THE INPUT |
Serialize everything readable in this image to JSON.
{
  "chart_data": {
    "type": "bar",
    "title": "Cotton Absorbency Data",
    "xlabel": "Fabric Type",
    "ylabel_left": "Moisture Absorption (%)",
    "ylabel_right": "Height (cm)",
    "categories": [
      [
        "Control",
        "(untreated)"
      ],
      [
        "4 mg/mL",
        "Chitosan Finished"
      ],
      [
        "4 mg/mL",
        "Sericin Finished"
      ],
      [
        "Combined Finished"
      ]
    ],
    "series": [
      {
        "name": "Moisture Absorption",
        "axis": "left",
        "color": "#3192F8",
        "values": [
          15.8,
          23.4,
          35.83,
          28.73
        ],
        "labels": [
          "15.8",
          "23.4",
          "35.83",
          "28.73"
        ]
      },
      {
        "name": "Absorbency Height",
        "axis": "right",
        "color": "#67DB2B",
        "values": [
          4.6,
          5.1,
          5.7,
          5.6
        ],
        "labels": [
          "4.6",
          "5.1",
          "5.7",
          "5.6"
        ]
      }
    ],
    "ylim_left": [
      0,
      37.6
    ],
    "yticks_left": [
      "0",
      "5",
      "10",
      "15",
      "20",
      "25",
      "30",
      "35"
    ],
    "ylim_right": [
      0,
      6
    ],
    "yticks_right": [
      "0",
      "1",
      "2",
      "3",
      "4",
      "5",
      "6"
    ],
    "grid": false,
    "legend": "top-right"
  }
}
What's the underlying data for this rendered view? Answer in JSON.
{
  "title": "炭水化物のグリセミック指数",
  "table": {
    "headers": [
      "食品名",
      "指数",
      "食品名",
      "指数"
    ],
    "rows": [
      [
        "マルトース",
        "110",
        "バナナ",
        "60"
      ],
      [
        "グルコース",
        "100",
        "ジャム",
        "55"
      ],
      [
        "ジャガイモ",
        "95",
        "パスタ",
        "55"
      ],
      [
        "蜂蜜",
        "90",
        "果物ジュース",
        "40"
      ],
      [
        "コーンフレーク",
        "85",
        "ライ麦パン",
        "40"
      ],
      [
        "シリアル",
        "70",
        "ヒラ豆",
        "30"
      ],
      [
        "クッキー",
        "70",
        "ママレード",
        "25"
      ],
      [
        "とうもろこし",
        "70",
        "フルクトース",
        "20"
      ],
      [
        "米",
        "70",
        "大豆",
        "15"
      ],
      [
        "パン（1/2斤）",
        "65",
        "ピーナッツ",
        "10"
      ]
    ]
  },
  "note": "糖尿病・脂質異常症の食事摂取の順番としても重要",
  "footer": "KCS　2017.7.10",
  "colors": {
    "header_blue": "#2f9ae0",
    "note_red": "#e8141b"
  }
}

WHAT THE TASK ASKS | All of the records must be retyped exactly as they are.

EXPECTED ANSWER |
Serialize everything readable in this image to JSON.
{
  "chart_data": {
    "type": "bar",
    "title": "Cotton Absorbency Data",
    "xlabel": "Fabric Type",
    "ylabel_left": "Moisture Absorption (%)",
    "ylabel_right": "Height (cm)",
    "categories": [
      [
        "Control",
        "(untreated)"
      ],
      [
        "4 mg/mL",
        "Chitosan Finished"
      ],
      [
        "4 mg/mL",
        "Sericin Finished"
      ],
      [
        "Combined Finished"
      ]
    ],
    "series": [
      {
        "name": "Moisture Absorption",
        "axis": "left",
        "color": "#3192F8",
        "values": [
          15.8,
          23.4,
          35.83,
          28.73
        ],
        "labels": [
          "15.8",
          "23.4",
          "35.83",
          "28.73"
        ]
      },
      {
        "name": "Absorbency Height",
        "axis": "right",
        "color": "#67DB2B",
        "values": [
          4.6,
          5.1,
          5.7,
          5.6
        ],
        "labels": [
          "4.6",
          "5.1",
          "5.7",
          "5.6"
        ]
      }
    ],
    "ylim_left": [
      0,
      37.6
    ],
    "yticks_left": [
      "0",
      "5",
      "10",
      "15",
      "20",
      "25",
      "30",
      "35"
    ],
    "ylim_right": [
      0,
      6
    ],
    "yticks_right": [
      "0",
      "1",
      "2",
      "3",
      "4",
      "5",
      "6"
    ],
    "grid": false,
    "legend": "top-right"
  }
}
What's the underlying data for this rendered view? Answer in JSON.
{
  "title": "炭水化物のグリセミック指数",
  "table": {
    "headers": [
      "食品名",
      "指数",
      "食品名",
      "指数"
    ],
    "rows": [
      [
        "マルトース",
        "110",
        "バナナ",
        "60"
      ],
      [
        "グルコース",
        "100",
        "ジャム",
        "55"
      ],
      [
        "ジャガイモ",
        "95",
        "パスタ",
        "55"
      ],
      [
        "蜂蜜",
        "90",
        "果物ジュース",
        "40"
      ],
      [
        "コーンフレーク",
        "85",
        "ライ麦パン",
        "40"
      ],
      [
        "シリアル",
        "70",
        "ヒラ豆",
        "30"
      ],
      [
        "クッキー",
        "70",
        "ママレード",
        "25"
      ],
      [
        "とうもろこし",
        "70",
        "フルクトース",
        "20"
      ],
      [
        "米",
        "70",
        "大豆",
        "15"
      ],
      [
        "パン（1/2斤）",
        "65",
        "ピーナッツ",
        "10"
      ]
    ]
  },
  "note": "糖尿病・脂質異常症の食事摂取の順番としても重要",
  "footer": "KCS　2017.7.10",
  "colors": {
    "header_blue": "#2f9ae0",
    "note_red": "#e8141b"
  }
}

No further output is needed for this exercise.